> [Required task]
Copy every line from the material below that holds "this".

> [Exercise inputs]
____
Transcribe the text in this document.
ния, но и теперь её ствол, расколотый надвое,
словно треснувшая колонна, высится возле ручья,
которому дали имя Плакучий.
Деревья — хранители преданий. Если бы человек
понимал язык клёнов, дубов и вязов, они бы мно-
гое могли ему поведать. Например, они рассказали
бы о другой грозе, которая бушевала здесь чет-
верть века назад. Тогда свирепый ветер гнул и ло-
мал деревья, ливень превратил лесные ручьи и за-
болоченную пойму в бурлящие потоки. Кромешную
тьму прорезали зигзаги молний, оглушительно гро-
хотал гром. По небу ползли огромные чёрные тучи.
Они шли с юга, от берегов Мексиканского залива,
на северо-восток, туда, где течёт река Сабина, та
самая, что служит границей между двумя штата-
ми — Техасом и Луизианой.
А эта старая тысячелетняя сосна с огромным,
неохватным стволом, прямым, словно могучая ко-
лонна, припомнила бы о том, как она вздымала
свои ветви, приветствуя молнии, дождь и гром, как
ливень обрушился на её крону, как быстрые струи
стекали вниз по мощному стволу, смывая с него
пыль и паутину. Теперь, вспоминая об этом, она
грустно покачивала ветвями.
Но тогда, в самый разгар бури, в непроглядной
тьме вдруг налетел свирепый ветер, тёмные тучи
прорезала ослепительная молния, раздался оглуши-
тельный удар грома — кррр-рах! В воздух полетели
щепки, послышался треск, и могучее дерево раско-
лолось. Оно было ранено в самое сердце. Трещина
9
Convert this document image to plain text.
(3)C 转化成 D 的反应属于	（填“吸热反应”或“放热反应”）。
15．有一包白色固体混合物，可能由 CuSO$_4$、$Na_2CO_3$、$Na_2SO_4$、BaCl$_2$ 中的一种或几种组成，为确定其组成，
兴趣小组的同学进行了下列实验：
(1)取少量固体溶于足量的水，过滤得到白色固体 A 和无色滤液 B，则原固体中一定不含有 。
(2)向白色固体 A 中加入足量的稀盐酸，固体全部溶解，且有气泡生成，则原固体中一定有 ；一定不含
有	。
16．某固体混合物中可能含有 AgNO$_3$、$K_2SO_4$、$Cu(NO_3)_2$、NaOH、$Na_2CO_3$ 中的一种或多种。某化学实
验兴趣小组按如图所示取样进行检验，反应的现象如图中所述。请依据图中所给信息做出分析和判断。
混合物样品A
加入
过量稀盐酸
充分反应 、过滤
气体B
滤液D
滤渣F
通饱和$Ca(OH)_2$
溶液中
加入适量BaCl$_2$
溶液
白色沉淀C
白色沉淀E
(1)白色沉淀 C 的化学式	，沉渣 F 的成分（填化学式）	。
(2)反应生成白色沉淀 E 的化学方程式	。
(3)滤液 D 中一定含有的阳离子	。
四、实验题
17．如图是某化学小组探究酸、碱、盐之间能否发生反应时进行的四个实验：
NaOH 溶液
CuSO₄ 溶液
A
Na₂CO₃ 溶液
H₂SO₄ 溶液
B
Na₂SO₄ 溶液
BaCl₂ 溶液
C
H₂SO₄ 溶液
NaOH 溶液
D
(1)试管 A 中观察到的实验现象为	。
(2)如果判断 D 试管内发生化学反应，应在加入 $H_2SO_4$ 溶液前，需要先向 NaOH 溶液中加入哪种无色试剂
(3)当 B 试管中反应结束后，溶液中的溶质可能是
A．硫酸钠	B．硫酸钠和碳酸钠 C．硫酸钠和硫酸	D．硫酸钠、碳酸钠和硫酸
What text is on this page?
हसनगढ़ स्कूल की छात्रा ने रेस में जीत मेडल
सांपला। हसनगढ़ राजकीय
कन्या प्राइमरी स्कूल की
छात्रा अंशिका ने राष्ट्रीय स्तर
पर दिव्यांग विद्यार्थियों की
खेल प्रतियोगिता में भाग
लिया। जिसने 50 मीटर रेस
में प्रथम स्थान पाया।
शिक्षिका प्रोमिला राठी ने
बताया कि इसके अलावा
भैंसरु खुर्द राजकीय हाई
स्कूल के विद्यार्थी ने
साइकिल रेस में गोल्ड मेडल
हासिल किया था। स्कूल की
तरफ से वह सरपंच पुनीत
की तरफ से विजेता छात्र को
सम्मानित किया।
____
> [Answer below]
Transcribe the text in this document.
Convert this document image to plain text.
What text is on this page?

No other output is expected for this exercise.